◆ What is asked ◆
Images should be left out, and everything else in the listing reproduced exactly.

◆ Data for this task ◆
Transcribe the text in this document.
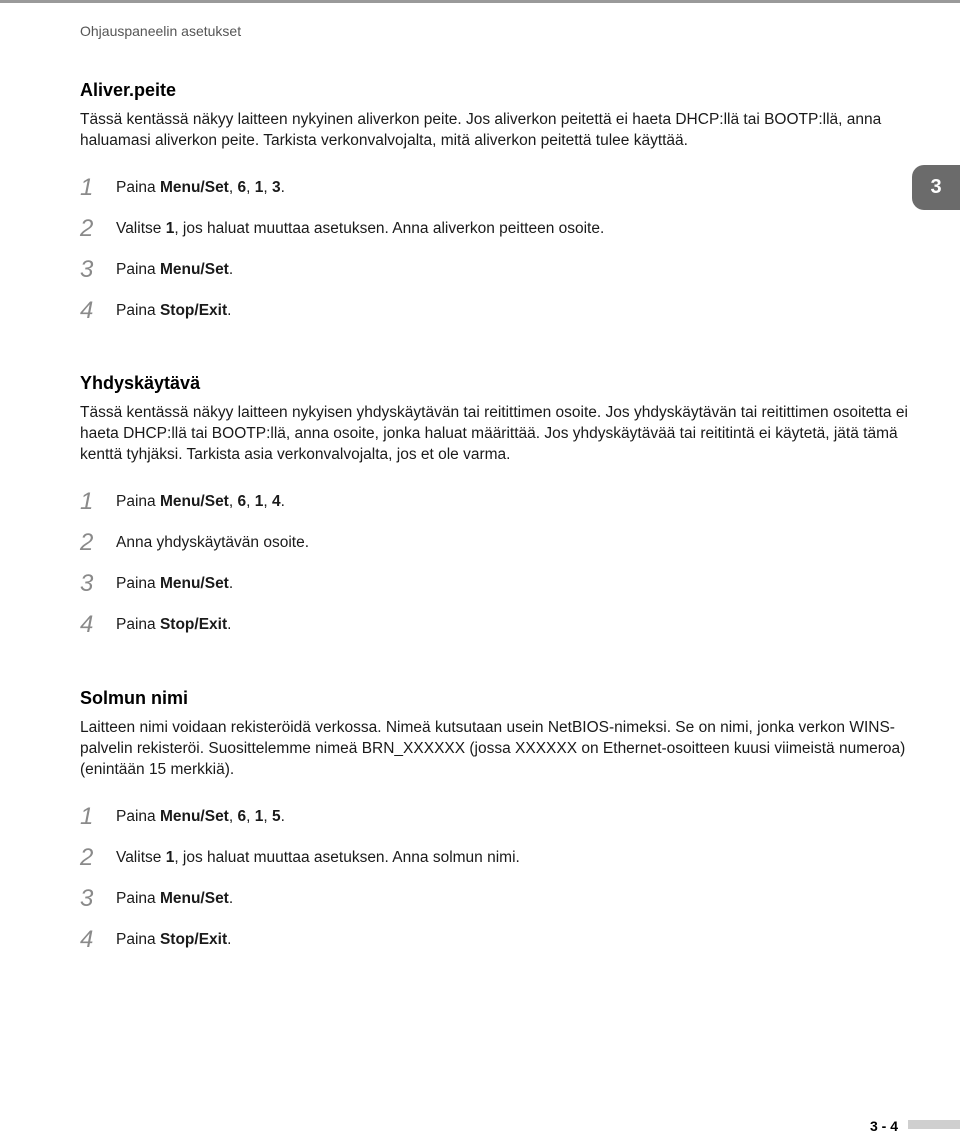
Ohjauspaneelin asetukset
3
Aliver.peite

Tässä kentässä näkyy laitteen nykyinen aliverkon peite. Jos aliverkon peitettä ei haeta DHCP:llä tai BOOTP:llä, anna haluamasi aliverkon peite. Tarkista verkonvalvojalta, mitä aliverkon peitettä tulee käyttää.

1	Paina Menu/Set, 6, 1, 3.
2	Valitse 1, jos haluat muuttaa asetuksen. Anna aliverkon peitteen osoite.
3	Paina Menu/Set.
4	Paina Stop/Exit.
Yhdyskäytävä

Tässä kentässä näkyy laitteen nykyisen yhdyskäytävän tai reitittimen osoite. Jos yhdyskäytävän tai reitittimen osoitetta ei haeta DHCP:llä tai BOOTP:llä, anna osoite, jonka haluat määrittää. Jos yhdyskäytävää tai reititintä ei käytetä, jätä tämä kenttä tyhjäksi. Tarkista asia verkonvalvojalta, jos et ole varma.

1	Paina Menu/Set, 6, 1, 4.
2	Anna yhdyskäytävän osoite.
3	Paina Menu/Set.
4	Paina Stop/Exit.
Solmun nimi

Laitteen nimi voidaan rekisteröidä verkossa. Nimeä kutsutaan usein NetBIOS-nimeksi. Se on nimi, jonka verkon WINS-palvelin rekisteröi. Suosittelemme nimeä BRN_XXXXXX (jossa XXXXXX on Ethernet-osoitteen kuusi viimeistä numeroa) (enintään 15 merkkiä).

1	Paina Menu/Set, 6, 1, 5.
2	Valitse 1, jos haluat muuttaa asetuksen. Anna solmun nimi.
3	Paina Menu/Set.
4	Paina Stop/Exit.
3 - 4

◆ Task output ◆
Transcribe the text in this document.
Ohjauspaneelin asetukset
3
Aliver.peite

Tässä kentässä näkyy laitteen nykyinen aliverkon peite. Jos aliverkon peitettä ei haeta DHCP:llä tai BOOTP:llä, anna haluamasi aliverkon peite. Tarkista verkonvalvojalta, mitä aliverkon peitettä tulee käyttää.

1	Paina Menu/Set, 6, 1, 3.
2	Valitse 1, jos haluat muuttaa asetuksen. Anna aliverkon peitteen osoite.
3	Paina Menu/Set.
4	Paina Stop/Exit.
Yhdyskäytävä

Tässä kentässä näkyy laitteen nykyisen yhdyskäytävän tai reitittimen osoite. Jos yhdyskäytävän tai reitittimen osoitetta ei haeta DHCP:llä tai BOOTP:llä, anna osoite, jonka haluat määrittää. Jos yhdyskäytävää tai reititintä ei käytetä, jätä tämä kenttä tyhjäksi. Tarkista asia verkonvalvojalta, jos et ole varma.

1	Paina Menu/Set, 6, 1, 4.
2	Anna yhdyskäytävän osoite.
3	Paina Menu/Set.
4	Paina Stop/Exit.
Solmun nimi

Laitteen nimi voidaan rekisteröidä verkossa. Nimeä kutsutaan usein NetBIOS-nimeksi. Se on nimi, jonka verkon WINS-palvelin rekisteröi. Suosittelemme nimeä BRN_XXXXXX (jossa XXXXXX on Ethernet-osoitteen kuusi viimeistä numeroa) (enintään 15 merkkiä).

1	Paina Menu/Set, 6, 1, 5.
2	Valitse 1, jos haluat muuttaa asetuksen. Anna solmun nimi.
3	Paina Menu/Set.
4	Paina Stop/Exit.
3 - 4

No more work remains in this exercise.